▸ **Selected text**
36. The computer readable medium of claim 34, wherein said word features removed are stop words.
37. The computer readable medium of claim 34, wherein word features removed are case variations of the same word.
38. The computer readable medium of claim 30, wherein at least some of said features of interest are non-word features.
39. The computer readable medium of claim 29, wherein weighting said filtered features of interest comprises assigning a greater weight to those features of interest that occur at a higher frequency within a particular document.
40. The computer readable medium of claim 28, wherein the direction and magnitude of said document vector are determined by cosine measure.
41. The computer readable medium of claim 27, wherein said document measure is an attribute score.
42. The computer readable medium of claim 27, wherein the organization module organizes documents into hierarchies by:
(a) forming a first prior level of document clusters based on similarities between the respective document measures of said selected documents;
(b) computing an average document measure for each document cluster in the prior level of document clusters, and
(c) forming a next level of document clusters based on similarities between the respective average document measures of the document clusters in the prior level of document clusters.
43. The computer readable medium of claim 42 further comprising repeating (b) and (c) until the next level of document clusters forms a root document cluster.
44. The computer readable medium of claim 42, wherein each document cluster in the first prior level of document clusters is formed by grouping together selected documents with similar document measures.
45. The computer readable medium of claim 42, wherein each document cluster in the next level of document clusters is formed by grouping together document clusters from the prior level with similar average document measures.
46. The computer readable medium of claim 27 wherein the selection module further comprises filtering said selected documents.
47. The computer readable medium of claim 27 further comprising a query module for applying an OLAP tool to the OLAP data structure.
48. The computer readable medium of claim 47, wherein said OLAP tool is a drill-down tool.
49. The computer readable medium of claim 47, wherein said OLAP tool is a roll-up tool.
50. The computer readable medium of claim 27 further comprising a query module for obtaining information from selected documents by querying the OLAP data structure.
51. The computer readable medium of claim 50, wherein said queried information is depicted in a pivot table.
52. The computer readable medium of claim 50, wherein said queried information is depicted in a chart.
53. A computing apparatus for processing unstructured documents to populate an OLAP data structure, the computing apparatus operative to:
select a plurality of unstructured documents from a corpus of unstructured documents;
compute a document representation for each selected document;
organize said selected documents into a hierarchy of document clusters based on said document representations;
populate the OLAP data structure using said hierarchy of document clusters, and;
compute a document measure for each selected document.
54. The computing apparatus of claim 53, wherein said document representation is a document vector.

▸ **Required work**
**1)** Decide whether each statement agrees with the claims excerpt, answering yes or no and quoting the deciding words: (a) claim 48 describes the OLAP tool as a roll-up tool; (b) claim 40 states that the direction and magnitude of the document vector are determined by cosine measure; (c) claim 52 states that the queried information is depicted in a pivot table.
**2)** From the claims excerpt, reproduce the passage starting with "44. The computer" and going on through "a roll-up tool.".

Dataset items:
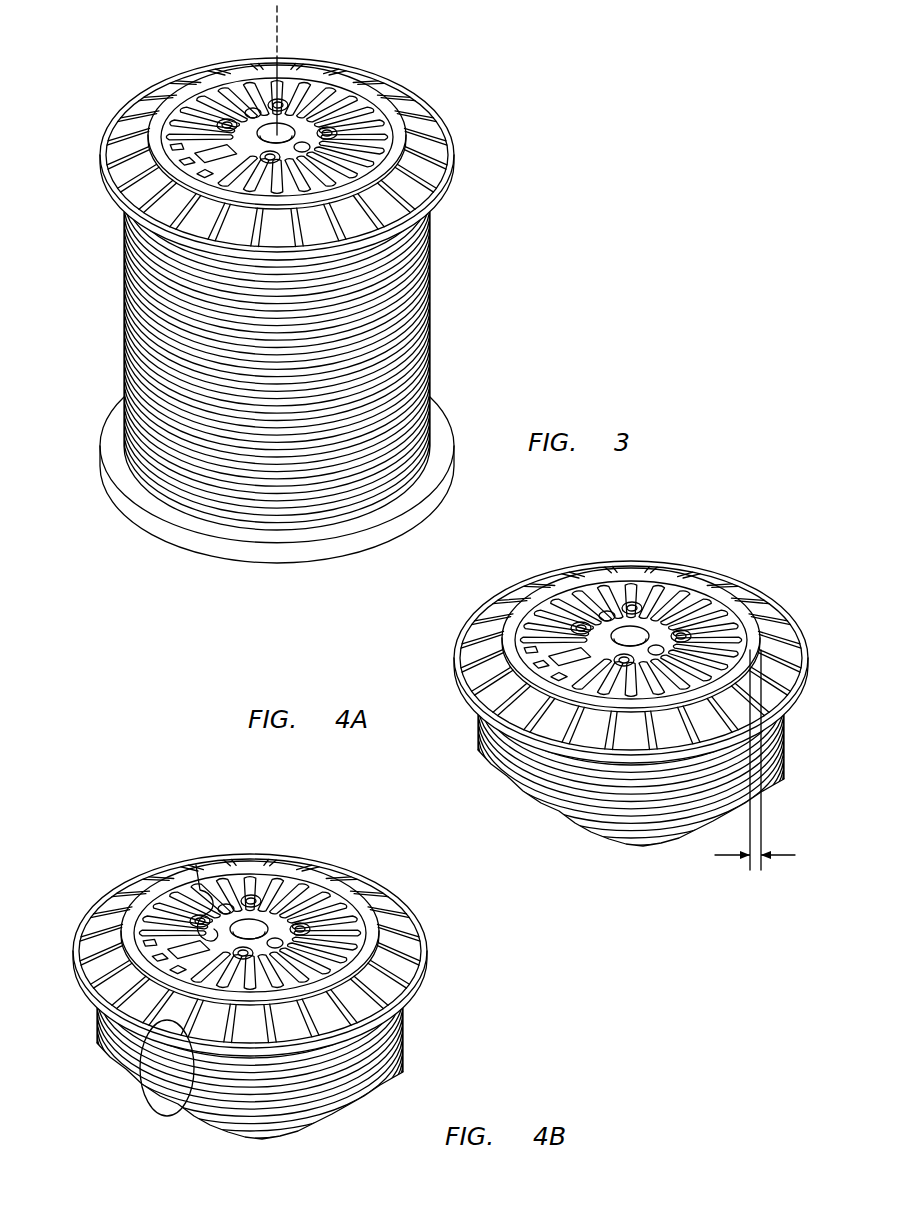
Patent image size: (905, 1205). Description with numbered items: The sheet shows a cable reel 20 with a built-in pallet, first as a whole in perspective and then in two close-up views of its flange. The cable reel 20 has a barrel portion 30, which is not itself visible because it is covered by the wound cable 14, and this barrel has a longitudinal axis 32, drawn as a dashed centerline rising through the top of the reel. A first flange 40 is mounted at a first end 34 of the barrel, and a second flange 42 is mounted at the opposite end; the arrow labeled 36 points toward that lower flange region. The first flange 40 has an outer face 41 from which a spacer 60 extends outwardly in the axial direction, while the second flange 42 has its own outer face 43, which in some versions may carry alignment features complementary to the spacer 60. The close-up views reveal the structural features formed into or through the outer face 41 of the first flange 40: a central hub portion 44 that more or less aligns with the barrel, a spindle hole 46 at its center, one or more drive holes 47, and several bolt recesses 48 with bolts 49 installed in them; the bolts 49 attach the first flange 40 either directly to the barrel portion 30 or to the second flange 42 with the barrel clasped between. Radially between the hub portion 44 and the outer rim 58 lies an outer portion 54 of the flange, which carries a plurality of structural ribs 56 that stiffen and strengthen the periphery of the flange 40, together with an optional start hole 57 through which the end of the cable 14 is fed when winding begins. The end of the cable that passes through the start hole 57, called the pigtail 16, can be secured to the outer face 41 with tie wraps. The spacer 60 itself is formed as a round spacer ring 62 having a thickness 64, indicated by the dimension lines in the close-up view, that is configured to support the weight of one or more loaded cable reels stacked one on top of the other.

In FIG. 3, the cable 14 is at (122, 340).
In FIG. 4A, the cable 14 is at (478, 750).
In FIG. 4B, the cable 14 is at (97, 1040).
In FIG. 4B, the pigtail 16 is at (196, 865).
In FIG. 3, the cable reel 20 is at (512, 93).
In FIG. 3, the barrel portion 30 is at (441, 303).
In FIG. 3, the longitudinal axis 32 is at (275, 24).
In FIG. 3, the first end 34 is at (471, 214).
In FIG. 3, the second flange 36 is at (470, 408).
In FIG. 3, the first flange 40 is at (100, 176).
In FIG. 4A, the first flange 40 is at (773, 602).
In FIG. 4B, the first flange 40 is at (390, 896).
In FIG. 3, the outer face 41 is at (429, 128).
In FIG. 3, the second flange 42 is at (100, 455).
In FIG. 3, the outer face 43 is at (138, 535).
In FIG. 4A, the central hub portion 44 is at (591, 605).
In FIG. 4B, the central hub portion 44 is at (230, 903).
In FIG. 4A, the spindle hole 46 is at (631, 624).
In FIG. 4B, the spindle hole 46 is at (253, 914).
In FIG. 4A, the drive hole 47 is at (607, 609).
In FIG. 4B, the drive hole 47 is at (278, 906).
In FIG. 4A, the bolt recess 48 is at (555, 610).
In FIG. 4A, the bolt 49 is at (681, 628).
In FIG. 4B, the bolt 49 is at (300, 921).
In FIG. 4B, the outer portion 54 is at (391, 974).
In FIG. 4B, the structural rib 56 is at (170, 1112).
In FIG. 4A, the start hole 57 is at (553, 651).
In FIG. 4B, the start hole 57 is at (175, 942).
In FIG. 4A, the outer rim 58 is at (806, 700).
In FIG. 4B, the outer rim 58 is at (424, 990).
In FIG. 3, the spacer 60 is at (202, 78).
In FIG. 4A, the spacer 60 is at (719, 587).
In FIG. 4B, the spacer 60 is at (335, 880).
In FIG. 4A, the spacer ring 62 is at (553, 580).
In FIG. 4B, the spacer ring 62 is at (145, 885).
In FIG. 4A, the thickness 64 is at (752, 868).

▸ **Answer set**
**1)**
(a) No: "wherein said OLAP tool is a drill-down tool."
(b) Yes: "wherein the direction and magnitude of said document vector are determined by cosine measure."
(c) No: "wherein said queried information is depicted in a chart."

**2)**
44. The computer readable medium of claim 42, wherein each document cluster in the first prior level of document clusters is formed by grouping together selected documents with similar document measures.
45. The computer readable medium of claim 42, wherein each document cluster in the next level of document clusters is formed by grouping together document clusters from the prior level with similar average document measures.
46. The computer readable medium of claim 27 wherein the selection module further comprises filtering said selected documents.
47. The computer readable medium of claim 27 further comprising a query module for applying an OLAP tool to the OLAP data structure.
48. The computer readable medium of claim 47, wherein said OLAP tool is a drill-down tool.
49. The computer readable medium of claim 47, wherein said OLAP tool is a roll-up tool.